Non riesco a lasciar passare nulla. Ogni scena diventa racconto. Ogni gesto si trasforma in simbolo. È una maledizione, sì. Ma almeno è mia.
Oggi, tra erba, sterpi e rovi, ho visto nascere un mito. L’ho visto con i miei occhi. E ora te lo sputo addosso, così com’è.
Succede che Jordan, collega, fratello di colore e sudore, uomo dritto col cappellino all’indietro e il giubbotto catarifrangente, va a pisciare. Fine della storia, diresti. E invece no.
Dietro di lui c’è Renato — uomo bianco, origini greco-albanesi, probabile possessore di un serpente corto ma lingua lunga — che gli sibila:
“Stai attento al serpente.”
Poesia da cantiere, sporca e marcia, partorita tra decespugliatore e pause sigaretta. Ma non è finita.
Davanti, presenza silenziosa fino a oggi, si materializza Cristian.
Cristian, il bisiacco. Capelli lunghi, passo lungo, sei chilometri al giorno come niente fosse. Uno che parla poco, ma quando lo fa… Ha la R motion, quella che vibra. Ha la voce che sembra dormire, ma sveglia tutti.

> Dati forniti:
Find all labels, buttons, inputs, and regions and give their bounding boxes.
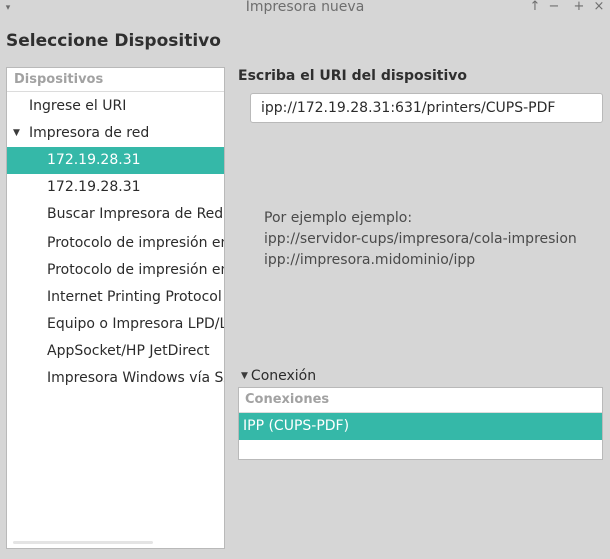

> Consegna 1:
Stabilisci se le affermazioni (a), (b) e (c) concordano con il racconto del cantiere. Per ciascuna rispondi sì o no e cita tra virgolette le parole decisive del racconto.
(a) Jordan porta il cappellino all’indietro e il giubbotto catarifrangente.
(b) Cristian è uno che parla molto.
(c) Cristian percorre dieci chilometri al giorno.
> Consegna 2: Prosegui il racconto del cantiere a partire dall’ultima frase riportata.

> Risposta finale 1:
(a) Sì: «uomo dritto col cappellino all’indietro e il giubbotto catarifrangente».
(b) No: «Uno che parla poco».
(c) No: «sei chilometri al giorno come niente fosse».

> Risposta finale 2:
E dice, come solo gli R motion sanno dire:
“Ehi, se te lo vede il serpente… resta umiliato.”
BOOM.
Tutto esplode. Il tempo si ferma. Il serpente — che non esiste — diventa Dio. Diventa giudice, metro di paragone, fantasma fallico che gira tra gli alberi a misurare uomini e orgoglio.
Jordan resta lì, nudo, con la foglia di fico che non copre la verità. Non il cazzo. La verità.
E io che faccio? Io vedo tutto. Io prendo la scena e la marchio. Disegno. Scrivo. Rido. Rifletto. Perché non riesco a lasciar morire le cose nel dimenticatoio dell’idiozia.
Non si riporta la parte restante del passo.